▶ _Task description_: Your task is to extract every entry that follows word for word while excluding the pictures.

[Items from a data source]

* begin *

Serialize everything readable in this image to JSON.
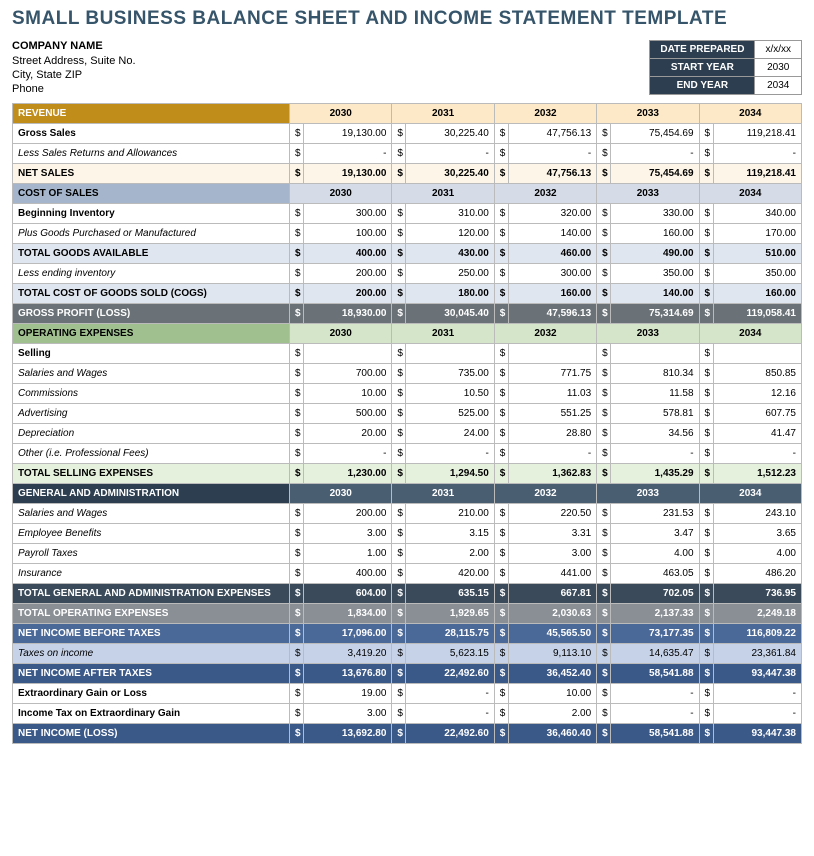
{
  "title": "SMALL BUSINESS BALANCE SHEET AND INCOME STATEMENT TEMPLATE",
  "company": {
    "name": "COMPANY NAME",
    "addr1": "Street Address, Suite No.",
    "addr2": "City, State ZIP",
    "phone": "Phone"
  },
  "meta": {
    "date_label": "DATE PREPARED",
    "date_val": "x/x/xx",
    "start_label": "START YEAR",
    "start_val": "2030",
    "end_label": "END YEAR",
    "end_val": "2034"
  },
  "years": [
    "2030",
    "2031",
    "2032",
    "2033",
    "2034"
  ],
  "sec": {
    "revenue": "REVENUE",
    "gross_sales": "Gross Sales",
    "less_returns": "Less Sales Returns and Allowances",
    "net_sales": "NET SALES",
    "cost_of_sales": "COST OF SALES",
    "beg_inv": "Beginning Inventory",
    "plus_goods": "Plus Goods Purchased or Manufactured",
    "total_goods": "TOTAL GOODS AVAILABLE",
    "less_end": "Less ending inventory",
    "cogs": "TOTAL COST OF GOODS SOLD (COGS)",
    "gross_profit": "GROSS PROFIT (LOSS)",
    "op_exp": "OPERATING EXPENSES",
    "selling": "Selling",
    "sal_wages": "Salaries and Wages",
    "commissions": "Commissions",
    "advertising": "Advertising",
    "depreciation": "Depreciation",
    "other": "Other (i.e. Professional Fees)",
    "tot_selling": "TOTAL SELLING EXPENSES",
    "gen_admin": "GENERAL AND ADMINISTRATION",
    "emp_benefits": "Employee Benefits",
    "payroll_tax": "Payroll Taxes",
    "insurance": "Insurance",
    "tot_ga": "TOTAL GENERAL AND ADMINISTRATION EXPENSES",
    "tot_op_exp": "TOTAL OPERATING EXPENSES",
    "net_before": "NET INCOME BEFORE TAXES",
    "tax_income": "Taxes on income",
    "net_after": "NET INCOME AFTER TAXES",
    "extra_gain": "Extraordinary Gain or Loss",
    "extra_tax": "Income Tax on Extraordinary Gain",
    "net_income": "NET INCOME (LOSS)"
  },
  "v": {
    "gross_sales": [
      "19,130.00",
      "30,225.40",
      "47,756.13",
      "75,454.69",
      "119,218.41"
    ],
    "less_returns": [
      "-",
      "-",
      "-",
      "-",
      "-"
    ],
    "net_sales": [
      "19,130.00",
      "30,225.40",
      "47,756.13",
      "75,454.69",
      "119,218.41"
    ],
    "beg_inv": [
      "300.00",
      "310.00",
      "320.00",
      "330.00",
      "340.00"
    ],
    "plus_goods": [
      "100.00",
      "120.00",
      "140.00",
      "160.00",
      "170.00"
    ],
    "total_goods": [
      "400.00",
      "430.00",
      "460.00",
      "490.00",
      "510.00"
    ],
    "less_end": [
      "200.00",
      "250.00",
      "300.00",
      "350.00",
      "350.00"
    ],
    "cogs": [
      "200.00",
      "180.00",
      "160.00",
      "140.00",
      "160.00"
    ],
    "gross_profit": [
      "18,930.00",
      "30,045.40",
      "47,596.13",
      "75,314.69",
      "119,058.41"
    ],
    "sal_wages": [
      "700.00",
      "735.00",
      "771.75",
      "810.34",
      "850.85"
    ],
    "commissions": [
      "10.00",
      "10.50",
      "11.03",
      "11.58",
      "12.16"
    ],
    "advertising": [
      "500.00",
      "525.00",
      "551.25",
      "578.81",
      "607.75"
    ],
    "depreciation": [
      "20.00",
      "24.00",
      "28.80",
      "34.56",
      "41.47"
    ],
    "other": [
      "-",
      "-",
      "-",
      "-",
      "-"
    ],
    "tot_selling": [
      "1,230.00",
      "1,294.50",
      "1,362.83",
      "1,435.29",
      "1,512.23"
    ],
    "ga_sal": [
      "200.00",
      "210.00",
      "220.50",
      "231.53",
      "243.10"
    ],
    "emp_benefits": [
      "3.00",
      "3.15",
      "3.31",
      "3.47",
      "3.65"
    ],
    "payroll_tax": [
      "1.00",
      "2.00",
      "3.00",
      "4.00",
      "4.00"
    ],
    "insurance": [
      "400.00",
      "420.00",
      "441.00",
      "463.05",
      "486.20"
    ],
    "tot_ga": [
      "604.00",
      "635.15",
      "667.81",
      "702.05",
      "736.95"
    ],
    "tot_op_exp": [
      "1,834.00",
      "1,929.65",
      "2,030.63",
      "2,137.33",
      "2,249.18"
    ],
    "net_before": [
      "17,096.00",
      "28,115.75",
      "45,565.50",
      "73,177.35",
      "116,809.22"
    ],
    "tax_income": [
      "3,419.20",
      "5,623.15",
      "9,113.10",
      "14,635.47",
      "23,361.84"
    ],
    "net_after": [
      "13,676.80",
      "22,492.60",
      "36,452.40",
      "58,541.88",
      "93,447.38"
    ],
    "extra_gain": [
      "19.00",
      "-",
      "10.00",
      "-",
      "-"
    ],
    "extra_tax": [
      "3.00",
      "-",
      "2.00",
      "-",
      "-"
    ],
    "net_income": [
      "13,692.80",
      "22,492.60",
      "36,460.40",
      "58,541.88",
      "93,447.38"
    ]
  }
}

* end *

▶ _Task output_:
Serialize everything readable in this image to JSON.
{
  "title": "SMALL BUSINESS BALANCE SHEET AND INCOME STATEMENT TEMPLATE",
  "company": {
    "name": "COMPANY NAME",
    "addr1": "Street Address, Suite No.",
    "addr2": "City, State ZIP",
    "phone": "Phone"
  },
  "meta": {
    "date_label": "DATE PREPARED",
    "date_val": "x/x/xx",
    "start_label": "START YEAR",
    "start_val": "2030",
    "end_label": "END YEAR",
    "end_val": "2034"
  },
  "years": [
    "2030",
    "2031",
    "2032",
    "2033",
    "2034"
  ],
  "sec": {
    "revenue": "REVENUE",
    "gross_sales": "Gross Sales",
    "less_returns": "Less Sales Returns and Allowances",
    "net_sales": "NET SALES",
    "cost_of_sales": "COST OF SALES",
    "beg_inv": "Beginning Inventory",
    "plus_goods": "Plus Goods Purchased or Manufactured",
    "total_goods": "TOTAL GOODS AVAILABLE",
    "less_end": "Less ending inventory",
    "cogs": "TOTAL COST OF GOODS SOLD (COGS)",
    "gross_profit": "GROSS PROFIT (LOSS)",
    "op_exp": "OPERATING EXPENSES",
    "selling": "Selling",
    "sal_wages": "Salaries and Wages",
    "commissions": "Commissions",
    "advertising": "Advertising",
    "depreciation": "Depreciation",
    "other": "Other (i.e. Professional Fees)",
    "tot_selling": "TOTAL SELLING EXPENSES",
    "gen_admin": "GENERAL AND ADMINISTRATION",
    "emp_benefits": "Employee Benefits",
    "payroll_tax": "Payroll Taxes",
    "insurance": "Insurance",
    "tot_ga": "TOTAL GENERAL AND ADMINISTRATION EXPENSES",
    "tot_op_exp": "TOTAL OPERATING EXPENSES",
    "net_before": "NET INCOME BEFORE TAXES",
    "tax_income": "Taxes on income",
    "net_after": "NET INCOME AFTER TAXES",
    "extra_gain": "Extraordinary Gain or Loss",
    "extra_tax": "Income Tax on Extraordinary Gain",
    "net_income": "NET INCOME (LOSS)"
  },
  "v": {
    "gross_sales": [
      "19,130.00",
      "30,225.40",
      "47,756.13",
      "75,454.69",
      "119,218.41"
    ],
    "less_returns": [
      "-",
      "-",
      "-",
      "-",
      "-"
    ],
    "net_sales": [
      "19,130.00",
      "30,225.40",
      "47,756.13",
      "75,454.69",
      "119,218.41"
    ],
    "beg_inv": [
      "300.00",
      "310.00",
      "320.00",
      "330.00",
      "340.00"
    ],
    "plus_goods": [
      "100.00",
      "120.00",
      "140.00",
      "160.00",
      "170.00"
    ],
    "total_goods": [
      "400.00",
      "430.00",
      "460.00",
      "490.00",
      "510.00"
    ],
    "less_end": [
      "200.00",
      "250.00",
      "300.00",
      "350.00",
      "350.00"
    ],
    "cogs": [
      "200.00",
      "180.00",
      "160.00",
      "140.00",
      "160.00"
    ],
    "gross_profit": [
      "18,930.00",
      "30,045.40",
      "47,596.13",
      "75,314.69",
      "119,058.41"
    ],
    "sal_wages": [
      "700.00",
      "735.00",
      "771.75",
      "810.34",
      "850.85"
    ],
    "commissions": [
      "10.00",
      "10.50",
      "11.03",
      "11.58",
      "12.16"
    ],
    "advertising": [
      "500.00",
      "525.00",
      "551.25",
      "578.81",
      "607.75"
    ],
    "depreciation": [
      "20.00",
      "24.00",
      "28.80",
      "34.56",
      "41.47"
    ],
    "other": [
      "-",
      "-",
      "-",
      "-",
      "-"
    ],
    "tot_selling": [
      "1,230.00",
      "1,294.50",
      "1,362.83",
      "1,435.29",
      "1,512.23"
    ],
    "ga_sal": [
      "200.00",
      "210.00",
      "220.50",
      "231.53",
      "243.10"
    ],
    "emp_benefits": [
      "3.00",
      "3.15",
      "3.31",
      "3.47",
      "3.65"
    ],
    "payroll_tax": [
      "1.00",
      "2.00",
      "3.00",
      "4.00",
      "4.00"
    ],
    "insurance": [
      "400.00",
      "420.00",
      "441.00",
      "463.05",
      "486.20"
    ],
    "tot_ga": [
      "604.00",
      "635.15",
      "667.81",
      "702.05",
      "736.95"
    ],
    "tot_op_exp": [
      "1,834.00",
      "1,929.65",
      "2,030.63",
      "2,137.33",
      "2,249.18"
    ],
    "net_before": [
      "17,096.00",
      "28,115.75",
      "45,565.50",
      "73,177.35",
      "116,809.22"
    ],
    "tax_income": [
      "3,419.20",
      "5,623.15",
      "9,113.10",
      "14,635.47",
      "23,361.84"
    ],
    "net_after": [
      "13,676.80",
      "22,492.60",
      "36,452.40",
      "58,541.88",
      "93,447.38"
    ],
    "extra_gain": [
      "19.00",
      "-",
      "10.00",
      "-",
      "-"
    ],
    "extra_tax": [
      "3.00",
      "-",
      "2.00",
      "-",
      "-"
    ],
    "net_income": [
      "13,692.80",
      "22,492.60",
      "36,460.40",
      "58,541.88",
      "93,447.38"
    ]
  }
}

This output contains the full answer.